Prompt 1: Please copy the rows in the stretch from the line containing "vol-max-tick: 2.72M — [527, 714, 565, 728]" through the line containing "volume-bar — [335, 757, 345, 829]", swapping "candle-body" for "candlestick-body" and leaving everything else unchanged.

Supplied passage:
The Master Algorithm: How the Quest for the Ultimate Learning Machine Will Remake Our World

by Pedro Domingos

Now that we know how to (more or less) solve the inference problem, we’re ready to learn Bayesian networks from data, because for Bayesians learning is just another kind of probabilistic inference. All you have to do is apply Bayes’ theorem with the hypotheses as the possible causes and the data as the observed effect: P(hypothesis | data) = P(hypothesis) × P(data | hypothesis) / P(data) The hypothesis can be as complex as a whole Bayesian network, or as simple as the probability that a coin will come up heads. In the latter case, the data is just the outcome of a series of coin flips. If, say, we obtain seventy heads in a hundred flips, a frequentist would estimate the probability of heads as 0.7. This is justified by the so-called maximum likelihood principle: of all the possible probabilities of heads, 0.7 is the one under which seeing seventy heads in a hundred flips is most likely. The likelihood of a hypothesis is P(data | hypothesis), and the principle says we should pick the hypothesis that maximizes it. Bayesians do something more subtle, though. They point out that we never know for sure which hypothesis is the true one, and so we shouldn’t just pick one hypothesis, like a value of 0.7 for the probability of heads; rather, we should compute the posterior probability of every possible hypothesis and entertain all of them when making predictions. The sum of the probabilities of all the hypotheses must be one, so if one becomes more likely, the others become less. F...

Prompt 2: Extract the passage on Bayesian learning in full, word for word.

Given records:
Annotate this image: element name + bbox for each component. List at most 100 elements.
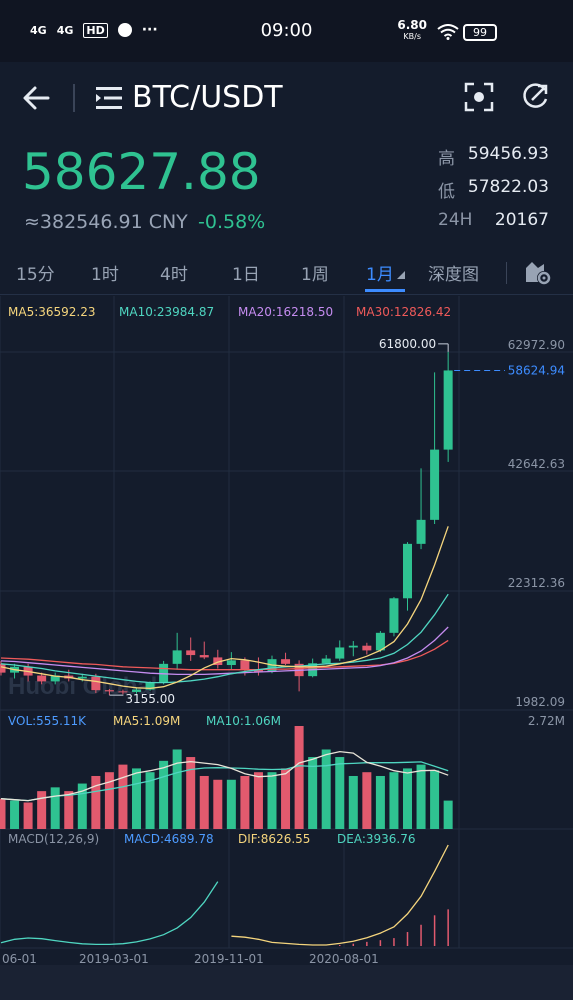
vol-max-tick: 2.72M — [527, 714, 565, 728]
candle-body — [77, 676, 87, 679]
dea-legend: DEA:3936.76 — [337, 832, 416, 846]
volume-bar — [321, 749, 331, 829]
high-value: 59456.93 — [467, 144, 549, 164]
volume-bar — [199, 775, 209, 829]
candle-body — [226, 660, 236, 666]
candle-body — [430, 449, 440, 520]
pair-title[interactable]: BTC/USDT — [132, 80, 283, 115]
ma20-legend: MA20:16218.50 — [238, 305, 334, 319]
candle-body — [348, 645, 358, 648]
price-change: -0.58% — [198, 211, 266, 233]
candle-body — [213, 657, 223, 666]
candle-body — [253, 669, 263, 672]
wifi-icon — [437, 24, 459, 40]
candle-body — [240, 660, 250, 670]
tab-4h[interactable]: 4时 — [160, 265, 188, 285]
volume-bar — [443, 800, 453, 829]
tab-1mo[interactable]: 1月 — [366, 265, 394, 285]
volume-bar — [118, 764, 128, 829]
tab-separator — [506, 262, 507, 284]
candle-body — [362, 645, 372, 651]
volume-bar — [281, 768, 291, 829]
volume-bar — [416, 764, 426, 829]
tab-depth[interactable]: 深度图 — [428, 265, 479, 285]
last-price: 58627.88 — [22, 143, 261, 201]
network-4g-icon: 4G — [56, 23, 74, 37]
low-value: 57822.03 — [467, 177, 549, 197]
chart-settings-icon[interactable] — [524, 258, 552, 286]
vol24-value: 20167 — [494, 210, 549, 230]
header-divider — [73, 84, 75, 112]
volume-bar — [37, 791, 47, 829]
candle-body — [416, 519, 426, 544]
candle-body — [199, 655, 209, 658]
macd-legend: MACD:4689.78 — [124, 832, 214, 846]
volume-bar — [430, 770, 440, 829]
volume-bar — [0, 798, 6, 829]
tab-1w[interactable]: 1周 — [301, 265, 329, 285]
low-marker-label: 3155.00 — [125, 692, 175, 706]
active-tab-underline — [365, 289, 405, 292]
volume-bar — [77, 783, 87, 829]
network-speed: 6.80 KB/s — [397, 19, 427, 42]
volume-bar — [213, 779, 223, 829]
current-price-label: 58624.94 — [508, 363, 565, 377]
volume-bar — [308, 757, 318, 829]
dif-line — [231, 844, 449, 946]
volume-bar — [335, 757, 345, 829]
x-tick-3: 2020-08-01 — [309, 952, 379, 966]
volume-bar — [64, 791, 74, 829]
dif-legend: DIF:8626.55 — [238, 832, 311, 846]
volume-bar — [267, 772, 277, 829]
ma30-line — [0, 639, 449, 671]
status-bar: 4G 4G HD ··· 09:00 6.80 KB/s 99 — [0, 0, 573, 62]
dropdown-triangle-icon — [397, 271, 405, 279]
candle-body — [403, 543, 412, 599]
volume-bar — [159, 760, 169, 829]
volume-bar — [50, 787, 60, 829]
candle-body — [132, 689, 141, 692]
volume-bar — [240, 775, 250, 829]
menu-list-icon[interactable] — [96, 86, 124, 110]
y-tick-label: 1982.09 — [515, 695, 565, 709]
candle-body — [281, 659, 291, 664]
vol-legend: VOL:555.11K — [8, 714, 87, 728]
candle-body — [321, 658, 331, 664]
speed-unit: KB/s — [403, 32, 421, 41]
status-left: 4G 4G HD ··· — [30, 22, 158, 38]
volume-bar — [389, 772, 399, 829]
tab-1d[interactable]: 1日 — [232, 265, 260, 285]
volume-bar — [91, 775, 101, 829]
ma20-line — [0, 626, 449, 676]
volume-bar — [104, 772, 114, 829]
speedometer-icon — [117, 23, 132, 37]
back-arrow-icon[interactable] — [22, 84, 52, 112]
interval-tabs: 15分 1时 4时 1日 1周 1月 深度图 — [0, 256, 573, 292]
clock: 09:00 — [260, 20, 313, 41]
battery-icon: 99 — [463, 24, 497, 41]
fullscreen-icon[interactable] — [464, 82, 494, 112]
refresh-icon[interactable] — [520, 82, 550, 112]
candle-body — [91, 676, 101, 691]
ma10-line — [0, 593, 449, 684]
network-4g-icon: 4G — [30, 23, 47, 37]
ma5-legend: MA5:36592.23 — [8, 305, 96, 319]
volume-bar — [362, 772, 372, 829]
tab-15m[interactable]: 15分 — [16, 265, 55, 285]
bottom-bar — [0, 965, 573, 1000]
candle-body — [37, 675, 47, 682]
x-tick-0: 06-01 — [2, 952, 37, 966]
tab-1h[interactable]: 1时 — [91, 265, 119, 285]
candle-body — [50, 675, 60, 682]
volume-bar — [145, 772, 155, 829]
high-marker-label: 61800.00 — [379, 337, 436, 351]
x-tick-1: 2019-03-01 — [79, 952, 149, 966]
volume-bar — [375, 775, 385, 829]
volume-bar — [294, 726, 304, 829]
vol24-label: 24H — [438, 210, 473, 230]
tabs-divider — [0, 294, 573, 295]
dea-line — [0, 881, 219, 946]
volume-bar — [226, 779, 236, 829]
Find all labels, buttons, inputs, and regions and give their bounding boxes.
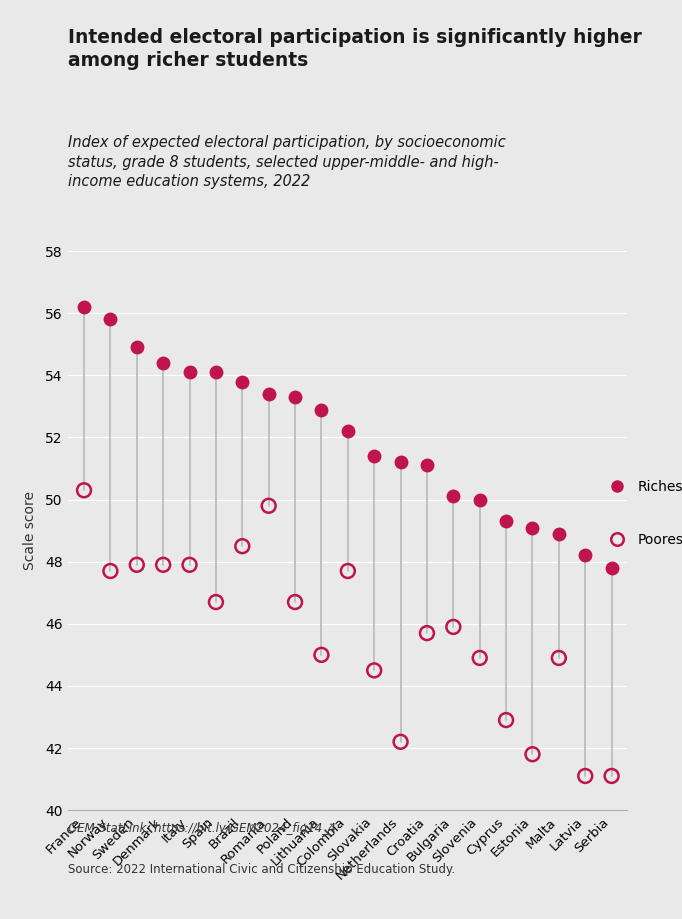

Correct response 1:
vol-max-tick: 2.72M — [527, 714, 565, 728]
candlestick-body — [77, 676, 87, 679]
dea-legend: DEA:3936.76 — [337, 832, 416, 846]
volume-bar — [321, 749, 331, 829]
high-value: 59456.93 — [467, 144, 549, 164]
volume-bar — [199, 775, 209, 829]
candlestick-body — [226, 660, 236, 666]
candlestick-body — [430, 449, 440, 520]
pair-title[interactable]: BTC/USDT — [132, 80, 283, 115]
ma20-legend: MA20:16218.50 — [238, 305, 334, 319]
candlestick-body — [348, 645, 358, 648]
price-change: -0.58% — [198, 211, 266, 233]
candlestick-body — [213, 657, 223, 666]
candlestick-body — [253, 669, 263, 672]
wifi-icon — [437, 24, 459, 40]
candlestick-body — [240, 660, 250, 670]
tab-4h[interactable]: 4时 — [160, 265, 188, 285]
volume-bar — [443, 800, 453, 829]
tab-1mo[interactable]: 1月 — [366, 265, 394, 285]
volume-bar — [118, 764, 128, 829]
tab-separator — [506, 262, 507, 284]
candlestick-body — [362, 645, 372, 651]
volume-bar — [281, 768, 291, 829]
volume-bar — [416, 764, 426, 829]
tab-depth[interactable]: 深度图 — [428, 265, 479, 285]
last-price: 58627.88 — [22, 143, 261, 201]
network-4g-icon: 4G — [56, 23, 74, 37]
low-value: 57822.03 — [467, 177, 549, 197]
chart-settings-icon[interactable] — [524, 258, 552, 286]
vol24-value: 20167 — [494, 210, 549, 230]
header-divider — [73, 84, 75, 112]
volume-bar — [37, 791, 47, 829]
candlestick-body — [416, 519, 426, 544]
candlestick-body — [199, 655, 209, 658]
macd-legend: MACD:4689.78 — [124, 832, 214, 846]
volume-bar — [430, 770, 440, 829]
volume-bar — [0, 798, 6, 829]
tab-1w[interactable]: 1周 — [301, 265, 329, 285]
low-marker-label: 3155.00 — [125, 692, 175, 706]
active-tab-underline — [365, 289, 405, 292]
volume-bar — [77, 783, 87, 829]
network-speed: 6.80 KB/s — [397, 19, 427, 42]
volume-bar — [213, 779, 223, 829]
current-price-label: 58624.94 — [508, 363, 565, 377]
volume-bar — [308, 757, 318, 829]
dif-line — [231, 844, 449, 946]
volume-bar — [335, 757, 345, 829]

Correct response 2:
The Master Algorithm: How the Quest for the Ultimate Learning Machine Will Remake Our World

by Pedro Domingos

Now that we know how to (more or less) solve the inference problem, we’re ready to learn Bayesian networks from data, because for Bayesians learning is just another kind of probabilistic inference. All you have to do is apply Bayes’ theorem with the hypotheses as the possible causes and the data as the observed effect: P(hypothesis | data) = P(hypothesis) × P(data | hypothesis) / P(data) The hypothesis can be as complex as a whole Bayesian network, or as simple as the probability that a coin will come up heads. In the latter case, the data is just the outcome of a series of coin flips. If, say, we obtain seventy heads in a hundred flips, a frequentist would estimate the probability of heads as 0.7. This is justified by the so-called maximum likelihood principle: of all the possible probabilities of heads, 0.7 is the one under which seeing seventy heads in a hundred flips is most likely. The likelihood of a hypothesis is P(data | hypothesis), and the principle says we should pick the hypothesis that maximizes it. Bayesians do something more subtle, though. They point out that we never know for sure which hypothesis is the true one, and so we shouldn’t just pick one hypothesis, like a value of 0.7 for the probability of heads; rather, we should compute the posterior probability of every possible hypothesis and entertain all of them when making predictions. The sum of the probabilities of all the hypotheses must be one, so if one becomes more likely, the others become less. F...